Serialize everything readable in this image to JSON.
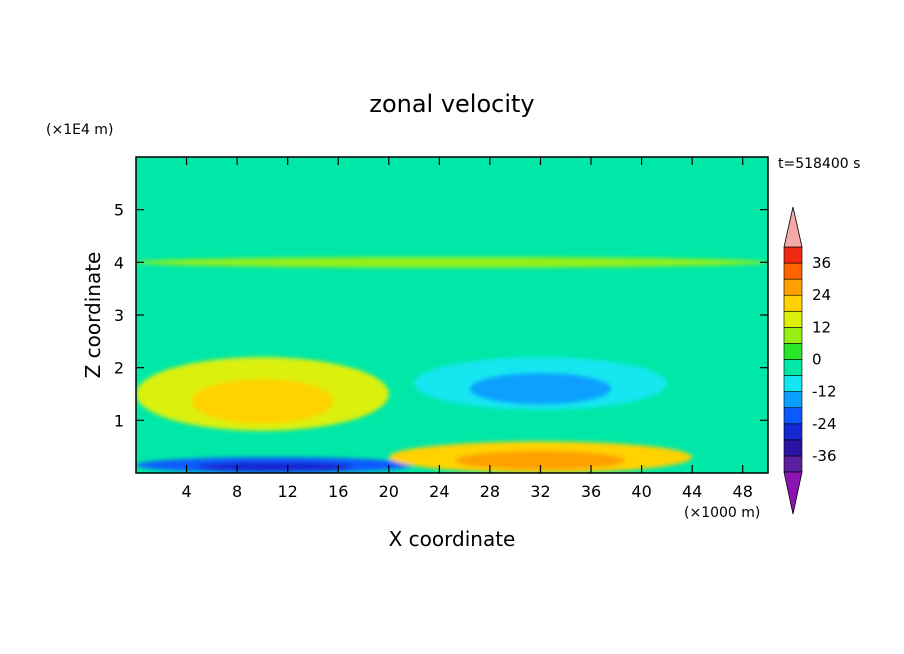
{
  "chart_data": {
    "type": "heatmap",
    "title": "zonal velocity",
    "xlabel": "X coordinate",
    "ylabel": "Z coordinate",
    "x_unit": "(×1000 m)",
    "y_unit": "(×1E4 m)",
    "time_label": "t=518400 s",
    "xlim": [
      0,
      50
    ],
    "ylim": [
      0,
      6
    ],
    "x_ticks": [
      "4",
      "8",
      "12",
      "16",
      "20",
      "24",
      "28",
      "32",
      "36",
      "40",
      "44",
      "48"
    ],
    "y_ticks": [
      "1",
      "2",
      "3",
      "4",
      "5"
    ],
    "colorbar": {
      "tick_labels": [
        "36",
        "24",
        "12",
        "0",
        "-12",
        "-24",
        "-36"
      ],
      "levels": [
        -42,
        -36,
        -30,
        -24,
        -18,
        -12,
        -6,
        0,
        6,
        12,
        18,
        24,
        30,
        36,
        42
      ],
      "band_colors": [
        "#5a1e9e",
        "#2a14a6",
        "#1428d2",
        "#0a5aff",
        "#0aa0ff",
        "#12e6f0",
        "#00e8a8",
        "#28e628",
        "#96f014",
        "#dcf00a",
        "#ffd200",
        "#ffa000",
        "#ff6400",
        "#f02814"
      ],
      "under_color": "#8c14b4",
      "over_color": "#f4a8a8"
    },
    "field_structure": [
      {
        "feature": "near-surface westward jet",
        "x": [
          0,
          22
        ],
        "z": [
          0,
          0.3
        ],
        "value": -24
      },
      {
        "feature": "near-surface eastward jet",
        "x": [
          20,
          44
        ],
        "z": [
          0,
          0.6
        ],
        "value": 18
      },
      {
        "feature": "low-level eastward maximum",
        "x": [
          0,
          20
        ],
        "z": [
          0.8,
          2.2
        ],
        "value": 12
      },
      {
        "feature": "mid-level westward core",
        "x": [
          22,
          42
        ],
        "z": [
          1.2,
          2.2
        ],
        "value": -12
      },
      {
        "feature": "eastward layer",
        "x": [
          0,
          50
        ],
        "z": [
          3.9,
          4.1
        ],
        "value": 8
      },
      {
        "feature": "weak westward layer",
        "x": [
          0,
          50
        ],
        "z": [
          5.2,
          6
        ],
        "value": -3
      }
    ]
  }
}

• _EXERCISE_
Copy every record above exactly, leaving out any pictures.

• _TASK RESULT_
Serialize everything readable in this image to JSON.
{
  "chart_data": {
    "type": "heatmap",
    "title": "zonal velocity",
    "xlabel": "X coordinate",
    "ylabel": "Z coordinate",
    "x_unit": "(×1000 m)",
    "y_unit": "(×1E4 m)",
    "time_label": "t=518400 s",
    "xlim": [
      0,
      50
    ],
    "ylim": [
      0,
      6
    ],
    "x_ticks": [
      "4",
      "8",
      "12",
      "16",
      "20",
      "24",
      "28",
      "32",
      "36",
      "40",
      "44",
      "48"
    ],
    "y_ticks": [
      "1",
      "2",
      "3",
      "4",
      "5"
    ],
    "colorbar": {
      "tick_labels": [
        "36",
        "24",
        "12",
        "0",
        "-12",
        "-24",
        "-36"
      ],
      "levels": [
        -42,
        -36,
        -30,
        -24,
        -18,
        -12,
        -6,
        0,
        6,
        12,
        18,
        24,
        30,
        36,
        42
      ],
      "band_colors": [
        "#5a1e9e",
        "#2a14a6",
        "#1428d2",
        "#0a5aff",
        "#0aa0ff",
        "#12e6f0",
        "#00e8a8",
        "#28e628",
        "#96f014",
        "#dcf00a",
        "#ffd200",
        "#ffa000",
        "#ff6400",
        "#f02814"
      ],
      "under_color": "#8c14b4",
      "over_color": "#f4a8a8"
    },
    "field_structure": [
      {
        "feature": "near-surface westward jet",
        "x": [
          0,
          22
        ],
        "z": [
          0,
          0.3
        ],
        "value": -24
      },
      {
        "feature": "near-surface eastward jet",
        "x": [
          20,
          44
        ],
        "z": [
          0,
          0.6
        ],
        "value": 18
      },
      {
        "feature": "low-level eastward maximum",
        "x": [
          0,
          20
        ],
        "z": [
          0.8,
          2.2
        ],
        "value": 12
      },
      {
        "feature": "mid-level westward core",
        "x": [
          22,
          42
        ],
        "z": [
          1.2,
          2.2
        ],
        "value": -12
      },
      {
        "feature": "eastward layer",
        "x": [
          0,
          50
        ],
        "z": [
          3.9,
          4.1
        ],
        "value": 8
      },
      {
        "feature": "weak westward layer",
        "x": [
          0,
          50
        ],
        "z": [
          5.2,
          6
        ],
        "value": -3
      }
    ]
  }
}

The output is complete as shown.